begin

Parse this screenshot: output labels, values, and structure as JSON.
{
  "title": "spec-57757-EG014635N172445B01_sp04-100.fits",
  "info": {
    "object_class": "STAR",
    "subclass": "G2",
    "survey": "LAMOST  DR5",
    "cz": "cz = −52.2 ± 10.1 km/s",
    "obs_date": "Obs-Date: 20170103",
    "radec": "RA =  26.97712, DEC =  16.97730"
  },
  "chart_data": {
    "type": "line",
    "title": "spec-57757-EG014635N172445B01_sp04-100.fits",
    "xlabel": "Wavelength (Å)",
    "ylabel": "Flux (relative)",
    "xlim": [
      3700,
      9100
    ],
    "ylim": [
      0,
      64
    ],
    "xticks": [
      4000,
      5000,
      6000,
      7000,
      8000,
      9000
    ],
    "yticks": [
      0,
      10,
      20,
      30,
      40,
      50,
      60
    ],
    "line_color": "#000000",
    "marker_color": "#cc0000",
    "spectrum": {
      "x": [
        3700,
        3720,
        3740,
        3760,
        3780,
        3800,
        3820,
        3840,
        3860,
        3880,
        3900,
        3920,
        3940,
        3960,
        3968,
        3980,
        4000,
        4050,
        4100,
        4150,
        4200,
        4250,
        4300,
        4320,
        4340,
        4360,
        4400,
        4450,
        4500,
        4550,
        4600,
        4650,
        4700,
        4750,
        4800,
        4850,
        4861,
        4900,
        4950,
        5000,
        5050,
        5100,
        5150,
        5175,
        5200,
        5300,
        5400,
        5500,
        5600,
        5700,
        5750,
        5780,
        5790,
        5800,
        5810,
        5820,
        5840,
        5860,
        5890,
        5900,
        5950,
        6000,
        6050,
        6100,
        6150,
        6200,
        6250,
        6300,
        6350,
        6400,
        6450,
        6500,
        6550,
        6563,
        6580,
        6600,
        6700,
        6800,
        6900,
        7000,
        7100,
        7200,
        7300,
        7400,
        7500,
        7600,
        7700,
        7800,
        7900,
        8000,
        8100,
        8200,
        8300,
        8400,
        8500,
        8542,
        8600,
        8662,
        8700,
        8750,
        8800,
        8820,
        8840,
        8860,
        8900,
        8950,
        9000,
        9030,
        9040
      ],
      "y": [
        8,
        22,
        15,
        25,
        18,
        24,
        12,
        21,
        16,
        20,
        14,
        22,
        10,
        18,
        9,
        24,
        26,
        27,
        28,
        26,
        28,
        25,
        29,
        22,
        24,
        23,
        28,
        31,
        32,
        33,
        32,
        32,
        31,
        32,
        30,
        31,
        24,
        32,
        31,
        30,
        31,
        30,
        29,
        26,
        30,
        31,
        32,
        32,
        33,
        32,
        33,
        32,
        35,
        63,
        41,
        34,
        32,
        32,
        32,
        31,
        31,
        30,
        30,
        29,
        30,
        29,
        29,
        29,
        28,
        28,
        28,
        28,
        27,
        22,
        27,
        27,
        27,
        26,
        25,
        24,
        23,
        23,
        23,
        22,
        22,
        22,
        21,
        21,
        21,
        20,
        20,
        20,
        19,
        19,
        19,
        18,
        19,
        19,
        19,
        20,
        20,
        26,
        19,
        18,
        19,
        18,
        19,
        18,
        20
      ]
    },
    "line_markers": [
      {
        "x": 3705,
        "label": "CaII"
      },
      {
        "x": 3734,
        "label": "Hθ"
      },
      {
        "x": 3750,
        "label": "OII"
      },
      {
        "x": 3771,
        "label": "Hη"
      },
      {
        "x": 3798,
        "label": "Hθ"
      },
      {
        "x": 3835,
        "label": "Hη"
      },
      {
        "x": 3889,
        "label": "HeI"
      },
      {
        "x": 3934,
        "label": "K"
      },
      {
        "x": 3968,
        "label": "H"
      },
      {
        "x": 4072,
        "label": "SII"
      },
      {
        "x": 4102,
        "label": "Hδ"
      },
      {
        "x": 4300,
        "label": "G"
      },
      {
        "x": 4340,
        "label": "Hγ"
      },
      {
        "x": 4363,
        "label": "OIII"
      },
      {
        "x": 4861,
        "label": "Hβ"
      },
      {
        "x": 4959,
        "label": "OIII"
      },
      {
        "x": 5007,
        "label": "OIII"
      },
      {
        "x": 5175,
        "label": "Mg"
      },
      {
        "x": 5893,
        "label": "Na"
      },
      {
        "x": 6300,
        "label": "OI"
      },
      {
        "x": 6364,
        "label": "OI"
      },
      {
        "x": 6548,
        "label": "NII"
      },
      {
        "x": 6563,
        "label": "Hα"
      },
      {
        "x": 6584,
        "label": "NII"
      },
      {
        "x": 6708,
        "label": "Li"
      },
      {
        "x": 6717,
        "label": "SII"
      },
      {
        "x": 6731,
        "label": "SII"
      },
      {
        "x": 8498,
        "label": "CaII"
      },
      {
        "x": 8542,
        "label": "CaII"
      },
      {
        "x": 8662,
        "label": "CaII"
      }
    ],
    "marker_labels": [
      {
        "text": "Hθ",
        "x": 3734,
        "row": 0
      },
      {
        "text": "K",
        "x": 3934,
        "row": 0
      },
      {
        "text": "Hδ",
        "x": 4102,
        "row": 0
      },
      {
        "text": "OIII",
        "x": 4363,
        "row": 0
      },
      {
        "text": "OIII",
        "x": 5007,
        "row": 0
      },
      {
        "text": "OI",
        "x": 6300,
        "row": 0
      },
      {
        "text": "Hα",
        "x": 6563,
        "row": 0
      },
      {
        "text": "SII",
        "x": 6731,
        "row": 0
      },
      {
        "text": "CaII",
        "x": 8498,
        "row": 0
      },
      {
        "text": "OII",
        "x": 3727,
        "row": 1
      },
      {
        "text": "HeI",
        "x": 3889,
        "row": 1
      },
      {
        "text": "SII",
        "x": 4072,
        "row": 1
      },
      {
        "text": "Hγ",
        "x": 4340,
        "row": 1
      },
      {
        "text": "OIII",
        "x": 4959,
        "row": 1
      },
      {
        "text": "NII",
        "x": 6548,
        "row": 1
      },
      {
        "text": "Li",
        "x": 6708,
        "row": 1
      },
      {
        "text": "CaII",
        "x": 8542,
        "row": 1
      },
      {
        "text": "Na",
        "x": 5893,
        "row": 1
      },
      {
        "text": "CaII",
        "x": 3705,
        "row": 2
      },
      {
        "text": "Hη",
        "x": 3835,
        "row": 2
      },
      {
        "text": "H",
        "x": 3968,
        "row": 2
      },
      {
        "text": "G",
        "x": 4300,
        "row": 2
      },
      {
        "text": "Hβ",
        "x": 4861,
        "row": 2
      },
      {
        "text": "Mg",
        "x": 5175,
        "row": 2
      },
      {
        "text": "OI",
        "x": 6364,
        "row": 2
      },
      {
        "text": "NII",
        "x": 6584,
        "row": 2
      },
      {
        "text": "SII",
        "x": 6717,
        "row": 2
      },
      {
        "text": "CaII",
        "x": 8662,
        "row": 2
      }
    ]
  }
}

end
begin

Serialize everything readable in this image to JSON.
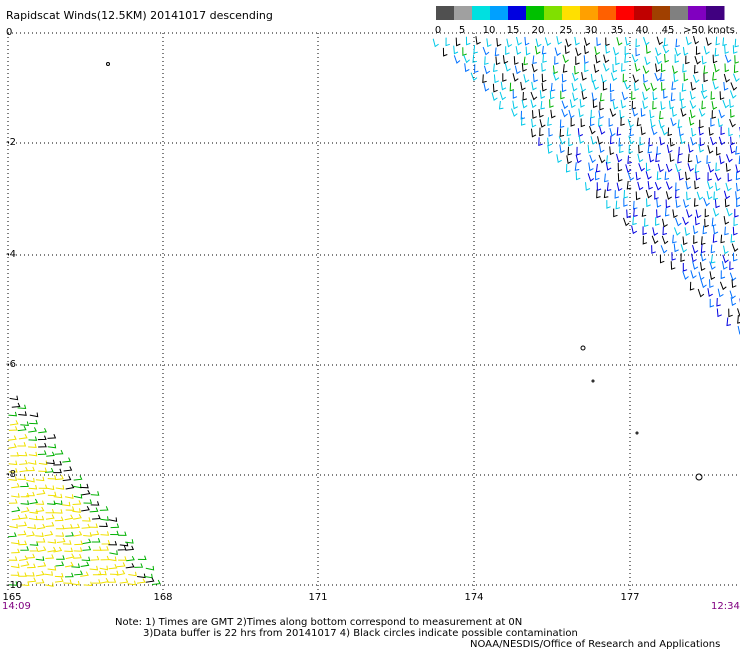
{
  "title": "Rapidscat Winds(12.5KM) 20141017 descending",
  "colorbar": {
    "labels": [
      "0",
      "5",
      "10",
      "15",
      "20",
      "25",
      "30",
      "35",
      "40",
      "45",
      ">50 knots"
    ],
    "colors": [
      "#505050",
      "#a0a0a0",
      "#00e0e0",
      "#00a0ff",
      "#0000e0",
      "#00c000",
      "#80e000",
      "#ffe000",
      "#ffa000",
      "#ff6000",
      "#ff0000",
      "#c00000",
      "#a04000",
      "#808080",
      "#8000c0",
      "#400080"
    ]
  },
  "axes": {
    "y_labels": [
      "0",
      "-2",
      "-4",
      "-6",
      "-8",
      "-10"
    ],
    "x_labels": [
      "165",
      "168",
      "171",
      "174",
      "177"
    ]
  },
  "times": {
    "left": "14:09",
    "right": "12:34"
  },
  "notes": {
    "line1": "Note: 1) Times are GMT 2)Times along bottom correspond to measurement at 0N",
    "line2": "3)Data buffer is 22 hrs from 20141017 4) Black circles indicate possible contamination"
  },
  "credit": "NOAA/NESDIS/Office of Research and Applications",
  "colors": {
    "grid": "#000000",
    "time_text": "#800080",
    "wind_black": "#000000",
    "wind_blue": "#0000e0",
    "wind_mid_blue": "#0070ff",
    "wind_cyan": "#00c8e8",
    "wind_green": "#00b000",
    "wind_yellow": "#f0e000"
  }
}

end
begin

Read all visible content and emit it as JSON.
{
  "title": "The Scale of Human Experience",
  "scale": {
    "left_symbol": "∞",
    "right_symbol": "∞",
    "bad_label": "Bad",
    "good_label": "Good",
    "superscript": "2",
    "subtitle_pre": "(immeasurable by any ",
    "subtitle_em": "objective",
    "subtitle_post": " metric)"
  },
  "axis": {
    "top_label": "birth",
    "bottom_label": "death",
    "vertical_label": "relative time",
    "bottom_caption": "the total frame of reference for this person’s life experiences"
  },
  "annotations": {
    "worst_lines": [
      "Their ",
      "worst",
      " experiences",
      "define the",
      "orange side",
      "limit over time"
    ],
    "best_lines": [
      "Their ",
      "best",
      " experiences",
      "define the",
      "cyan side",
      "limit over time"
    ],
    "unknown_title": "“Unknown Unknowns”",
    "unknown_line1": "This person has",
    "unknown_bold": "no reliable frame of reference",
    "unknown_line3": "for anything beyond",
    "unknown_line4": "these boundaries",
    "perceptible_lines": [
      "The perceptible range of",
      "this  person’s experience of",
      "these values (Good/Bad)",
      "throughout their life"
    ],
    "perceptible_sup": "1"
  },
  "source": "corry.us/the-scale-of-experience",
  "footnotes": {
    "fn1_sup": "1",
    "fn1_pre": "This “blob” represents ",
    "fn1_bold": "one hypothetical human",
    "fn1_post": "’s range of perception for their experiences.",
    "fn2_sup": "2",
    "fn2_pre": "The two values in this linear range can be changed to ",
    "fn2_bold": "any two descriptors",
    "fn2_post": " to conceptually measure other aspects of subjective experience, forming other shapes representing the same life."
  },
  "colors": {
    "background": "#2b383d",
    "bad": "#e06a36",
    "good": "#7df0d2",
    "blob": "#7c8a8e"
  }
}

end

DIRECTIONS FOR THIS TASK: Count the lines of the data that include the string "relative", and give only that number.

FINISHED ANSWER: 2